## GIVEN RECORDS

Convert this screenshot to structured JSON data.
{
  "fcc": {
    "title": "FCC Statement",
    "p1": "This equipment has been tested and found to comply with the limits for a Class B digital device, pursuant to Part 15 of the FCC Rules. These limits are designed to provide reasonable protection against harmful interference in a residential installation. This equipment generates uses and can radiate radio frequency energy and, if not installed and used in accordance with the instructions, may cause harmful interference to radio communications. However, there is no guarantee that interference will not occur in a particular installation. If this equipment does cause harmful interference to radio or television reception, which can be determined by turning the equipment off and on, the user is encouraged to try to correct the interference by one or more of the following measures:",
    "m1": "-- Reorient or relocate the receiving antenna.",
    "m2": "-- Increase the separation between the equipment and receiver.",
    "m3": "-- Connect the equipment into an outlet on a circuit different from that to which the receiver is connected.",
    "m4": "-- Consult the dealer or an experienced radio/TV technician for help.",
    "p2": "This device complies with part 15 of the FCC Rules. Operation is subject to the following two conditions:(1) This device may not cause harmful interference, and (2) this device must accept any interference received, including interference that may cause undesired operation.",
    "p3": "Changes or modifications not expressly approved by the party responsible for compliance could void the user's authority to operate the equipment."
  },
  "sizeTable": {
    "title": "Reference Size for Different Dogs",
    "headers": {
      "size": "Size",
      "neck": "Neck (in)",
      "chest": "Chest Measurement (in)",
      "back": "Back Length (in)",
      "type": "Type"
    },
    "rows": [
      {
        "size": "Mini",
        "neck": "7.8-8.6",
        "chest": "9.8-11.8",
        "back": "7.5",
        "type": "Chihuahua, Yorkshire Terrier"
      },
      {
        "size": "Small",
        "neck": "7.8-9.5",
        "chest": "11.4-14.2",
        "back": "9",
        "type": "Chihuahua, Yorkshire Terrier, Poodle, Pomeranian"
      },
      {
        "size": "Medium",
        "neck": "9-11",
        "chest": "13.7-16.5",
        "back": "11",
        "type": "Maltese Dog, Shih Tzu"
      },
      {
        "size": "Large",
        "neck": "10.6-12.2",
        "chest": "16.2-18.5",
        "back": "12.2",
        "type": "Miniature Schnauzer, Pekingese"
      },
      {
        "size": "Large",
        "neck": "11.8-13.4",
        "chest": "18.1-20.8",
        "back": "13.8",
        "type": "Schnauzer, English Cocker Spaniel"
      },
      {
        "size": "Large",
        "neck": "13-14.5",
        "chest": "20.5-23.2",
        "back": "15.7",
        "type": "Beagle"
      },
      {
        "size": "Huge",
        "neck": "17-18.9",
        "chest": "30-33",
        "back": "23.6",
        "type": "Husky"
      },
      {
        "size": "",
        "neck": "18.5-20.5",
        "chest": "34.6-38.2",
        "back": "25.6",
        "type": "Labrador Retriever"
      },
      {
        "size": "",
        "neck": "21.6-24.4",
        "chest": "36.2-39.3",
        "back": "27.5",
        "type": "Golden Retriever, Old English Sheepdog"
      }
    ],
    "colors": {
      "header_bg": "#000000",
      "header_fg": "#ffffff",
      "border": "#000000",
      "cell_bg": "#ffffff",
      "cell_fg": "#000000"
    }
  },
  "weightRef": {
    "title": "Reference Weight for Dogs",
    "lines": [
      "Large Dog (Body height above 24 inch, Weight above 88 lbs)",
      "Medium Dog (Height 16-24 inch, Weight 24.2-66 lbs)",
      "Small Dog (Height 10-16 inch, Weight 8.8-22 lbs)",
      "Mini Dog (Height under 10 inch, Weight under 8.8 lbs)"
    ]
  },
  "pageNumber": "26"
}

## REQUIREMENT
Each line of the material must be restated exactly.

## FULL OUTPUT
Convert this screenshot to structured JSON data.
{
  "fcc": {
    "title": "FCC Statement",
    "p1": "This equipment has been tested and found to comply with the limits for a Class B digital device, pursuant to Part 15 of the FCC Rules. These limits are designed to provide reasonable protection against harmful interference in a residential installation. This equipment generates uses and can radiate radio frequency energy and, if not installed and used in accordance with the instructions, may cause harmful interference to radio communications. However, there is no guarantee that interference will not occur in a particular installation. If this equipment does cause harmful interference to radio or television reception, which can be determined by turning the equipment off and on, the user is encouraged to try to correct the interference by one or more of the following measures:",
    "m1": "-- Reorient or relocate the receiving antenna.",
    "m2": "-- Increase the separation between the equipment and receiver.",
    "m3": "-- Connect the equipment into an outlet on a circuit different from that to which the receiver is connected.",
    "m4": "-- Consult the dealer or an experienced radio/TV technician for help.",
    "p2": "This device complies with part 15 of the FCC Rules. Operation is subject to the following two conditions:(1) This device may not cause harmful interference, and (2) this device must accept any interference received, including interference that may cause undesired operation.",
    "p3": "Changes or modifications not expressly approved by the party responsible for compliance could void the user's authority to operate the equipment."
  },
  "sizeTable": {
    "title": "Reference Size for Different Dogs",
    "headers": {
      "size": "Size",
      "neck": "Neck (in)",
      "chest": "Chest Measurement (in)",
      "back": "Back Length (in)",
      "type": "Type"
    },
    "rows": [
      {
        "size": "Mini",
        "neck": "7.8-8.6",
        "chest": "9.8-11.8",
        "back": "7.5",
        "type": "Chihuahua, Yorkshire Terrier"
      },
      {
        "size": "Small",
        "neck": "7.8-9.5",
        "chest": "11.4-14.2",
        "back": "9",
        "type": "Chihuahua, Yorkshire Terrier, Poodle, Pomeranian"
      },
      {
        "size": "Medium",
        "neck": "9-11",
        "chest": "13.7-16.5",
        "back": "11",
        "type": "Maltese Dog, Shih Tzu"
      },
      {
        "size": "Large",
        "neck": "10.6-12.2",
        "chest": "16.2-18.5",
        "back": "12.2",
        "type": "Miniature Schnauzer, Pekingese"
      },
      {
        "size": "Large",
        "neck": "11.8-13.4",
        "chest": "18.1-20.8",
        "back": "13.8",
        "type": "Schnauzer, English Cocker Spaniel"
      },
      {
        "size": "Large",
        "neck": "13-14.5",
        "chest": "20.5-23.2",
        "back": "15.7",
        "type": "Beagle"
      },
      {
        "size": "Huge",
        "neck": "17-18.9",
        "chest": "30-33",
        "back": "23.6",
        "type": "Husky"
      },
      {
        "size": "",
        "neck": "18.5-20.5",
        "chest": "34.6-38.2",
        "back": "25.6",
        "type": "Labrador Retriever"
      },
      {
        "size": "",
        "neck": "21.6-24.4",
        "chest": "36.2-39.3",
        "back": "27.5",
        "type": "Golden Retriever, Old English Sheepdog"
      }
    ],
    "colors": {
      "header_bg": "#000000",
      "header_fg": "#ffffff",
      "border": "#000000",
      "cell_bg": "#ffffff",
      "cell_fg": "#000000"
    }
  },
  "weightRef": {
    "title": "Reference Weight for Dogs",
    "lines": [
      "Large Dog (Body height above 24 inch, Weight above 88 lbs)",
      "Medium Dog (Height 16-24 inch, Weight 24.2-66 lbs)",
      "Small Dog (Height 10-16 inch, Weight 8.8-22 lbs)",
      "Mini Dog (Height under 10 inch, Weight under 8.8 lbs)"
    ]
  },
  "pageNumber": "26"
}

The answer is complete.